--- BEGIN ---

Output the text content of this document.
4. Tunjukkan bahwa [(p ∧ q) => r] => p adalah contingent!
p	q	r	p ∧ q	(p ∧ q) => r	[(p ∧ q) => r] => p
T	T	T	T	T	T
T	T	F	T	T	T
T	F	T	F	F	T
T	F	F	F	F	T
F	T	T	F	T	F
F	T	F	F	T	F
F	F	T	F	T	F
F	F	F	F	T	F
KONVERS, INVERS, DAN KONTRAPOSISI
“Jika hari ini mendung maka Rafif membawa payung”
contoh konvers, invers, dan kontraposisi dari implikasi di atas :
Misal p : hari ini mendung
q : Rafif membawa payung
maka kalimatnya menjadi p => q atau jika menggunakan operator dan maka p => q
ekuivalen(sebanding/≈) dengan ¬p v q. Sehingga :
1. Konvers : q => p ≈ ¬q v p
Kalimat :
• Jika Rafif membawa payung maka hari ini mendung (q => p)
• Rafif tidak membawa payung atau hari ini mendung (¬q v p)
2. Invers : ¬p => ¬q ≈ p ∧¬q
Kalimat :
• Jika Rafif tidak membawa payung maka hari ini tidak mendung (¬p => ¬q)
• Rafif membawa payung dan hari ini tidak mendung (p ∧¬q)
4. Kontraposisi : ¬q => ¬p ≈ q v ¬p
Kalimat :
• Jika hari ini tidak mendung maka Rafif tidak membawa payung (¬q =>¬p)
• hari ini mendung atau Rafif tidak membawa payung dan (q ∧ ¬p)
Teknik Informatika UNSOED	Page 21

--- END ---
--- BEGIN ---

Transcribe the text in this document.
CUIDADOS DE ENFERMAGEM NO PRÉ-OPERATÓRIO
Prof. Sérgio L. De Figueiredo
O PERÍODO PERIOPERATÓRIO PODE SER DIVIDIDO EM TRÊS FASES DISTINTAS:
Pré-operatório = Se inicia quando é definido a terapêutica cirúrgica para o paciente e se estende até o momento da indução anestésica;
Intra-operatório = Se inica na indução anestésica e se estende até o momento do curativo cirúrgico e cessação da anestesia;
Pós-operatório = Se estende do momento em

--- END ---
--- BEGIN ---

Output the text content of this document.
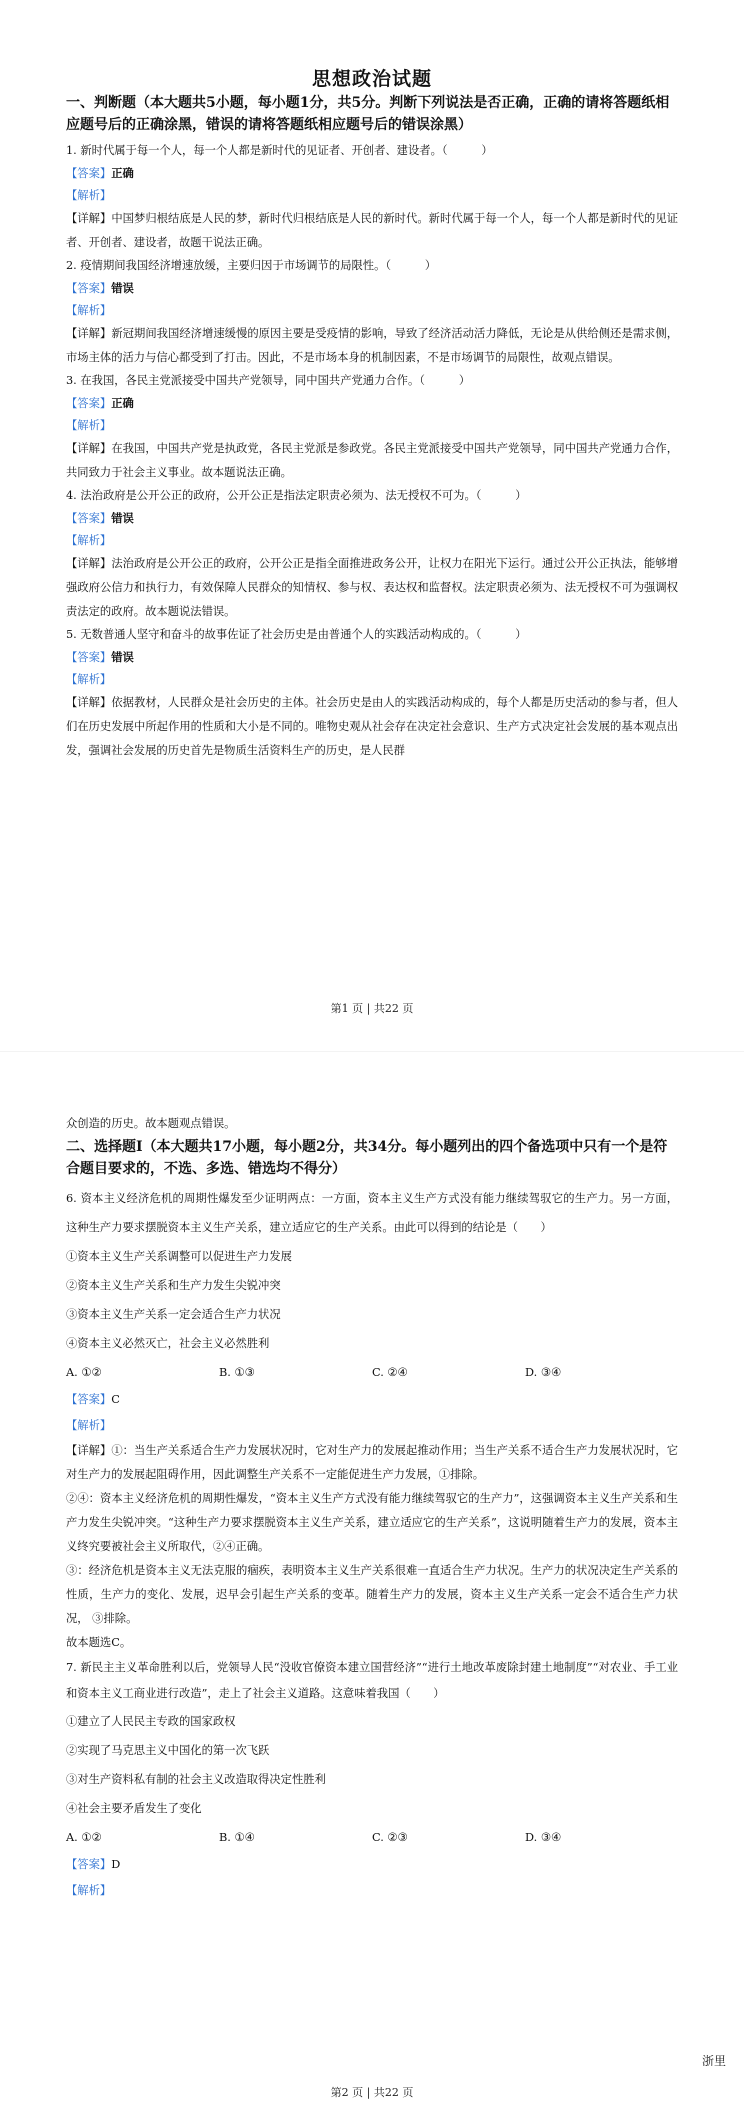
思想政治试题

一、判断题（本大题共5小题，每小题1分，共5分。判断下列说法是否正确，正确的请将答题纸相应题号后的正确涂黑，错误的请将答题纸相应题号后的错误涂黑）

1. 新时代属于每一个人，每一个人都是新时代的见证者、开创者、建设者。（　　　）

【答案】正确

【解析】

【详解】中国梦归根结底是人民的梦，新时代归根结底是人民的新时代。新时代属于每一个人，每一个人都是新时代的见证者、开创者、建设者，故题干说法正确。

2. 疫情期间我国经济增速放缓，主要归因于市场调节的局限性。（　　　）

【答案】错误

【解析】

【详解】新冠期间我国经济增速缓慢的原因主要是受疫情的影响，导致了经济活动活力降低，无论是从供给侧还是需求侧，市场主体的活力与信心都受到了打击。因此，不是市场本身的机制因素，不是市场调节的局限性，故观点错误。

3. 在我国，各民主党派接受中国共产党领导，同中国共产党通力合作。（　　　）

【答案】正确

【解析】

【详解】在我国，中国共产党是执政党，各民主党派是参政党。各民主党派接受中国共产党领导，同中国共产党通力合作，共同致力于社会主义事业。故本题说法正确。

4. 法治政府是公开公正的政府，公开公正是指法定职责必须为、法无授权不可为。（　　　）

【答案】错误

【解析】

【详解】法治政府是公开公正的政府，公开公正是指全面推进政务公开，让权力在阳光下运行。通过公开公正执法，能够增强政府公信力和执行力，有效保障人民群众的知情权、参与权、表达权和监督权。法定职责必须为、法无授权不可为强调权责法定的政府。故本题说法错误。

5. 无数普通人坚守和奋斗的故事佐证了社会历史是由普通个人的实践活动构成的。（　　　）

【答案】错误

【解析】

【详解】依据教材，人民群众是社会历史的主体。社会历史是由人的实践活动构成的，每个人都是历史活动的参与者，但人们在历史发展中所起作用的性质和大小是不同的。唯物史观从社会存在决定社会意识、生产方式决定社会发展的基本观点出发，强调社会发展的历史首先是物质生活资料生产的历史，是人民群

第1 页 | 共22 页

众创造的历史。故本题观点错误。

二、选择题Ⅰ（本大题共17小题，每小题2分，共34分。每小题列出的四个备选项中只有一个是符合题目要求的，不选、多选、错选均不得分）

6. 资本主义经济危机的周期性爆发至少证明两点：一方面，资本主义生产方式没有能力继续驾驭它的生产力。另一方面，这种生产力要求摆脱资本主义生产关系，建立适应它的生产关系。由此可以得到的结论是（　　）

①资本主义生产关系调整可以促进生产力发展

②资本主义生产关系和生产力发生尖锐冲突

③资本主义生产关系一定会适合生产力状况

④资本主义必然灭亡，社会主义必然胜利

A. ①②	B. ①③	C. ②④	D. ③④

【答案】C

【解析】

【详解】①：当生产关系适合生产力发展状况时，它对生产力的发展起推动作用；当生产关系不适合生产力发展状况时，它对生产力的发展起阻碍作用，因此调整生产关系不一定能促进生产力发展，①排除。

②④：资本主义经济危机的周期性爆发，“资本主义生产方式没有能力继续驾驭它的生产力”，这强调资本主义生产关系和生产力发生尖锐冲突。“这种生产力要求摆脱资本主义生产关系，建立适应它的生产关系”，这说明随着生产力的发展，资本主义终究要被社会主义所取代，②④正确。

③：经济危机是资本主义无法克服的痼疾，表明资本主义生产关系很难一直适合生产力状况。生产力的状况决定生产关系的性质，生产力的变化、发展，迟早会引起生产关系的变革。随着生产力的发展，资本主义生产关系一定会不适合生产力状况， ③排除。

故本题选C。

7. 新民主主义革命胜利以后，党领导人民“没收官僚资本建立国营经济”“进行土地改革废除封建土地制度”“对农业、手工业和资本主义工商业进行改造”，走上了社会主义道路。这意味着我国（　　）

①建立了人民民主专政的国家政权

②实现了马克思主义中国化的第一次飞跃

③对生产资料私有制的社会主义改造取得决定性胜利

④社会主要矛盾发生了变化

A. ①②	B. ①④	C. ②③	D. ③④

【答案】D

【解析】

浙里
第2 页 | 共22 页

--- END ---

**Directions**.
Identify each line in the records above that contains the word "hari", and copy it out in full.

**Finished exercise**.
“Jika hari ini mendung maka Rafif membawa payung”
Misal p : hari ini mendung
• Jika Rafif membawa payung maka hari ini mendung (q => p)
• Rafif tidak membawa payung atau hari ini mendung (¬q v p)
• Jika Rafif tidak membawa payung maka hari ini tidak mendung (¬p => ¬q)
• Rafif membawa payung dan hari ini tidak mendung (p ∧¬q)
• Jika hari ini tidak mendung maka Rafif tidak membawa payung (¬q =>¬p)
• hari ini mendung atau Rafif tidak membawa payung dan (q ∧ ¬p)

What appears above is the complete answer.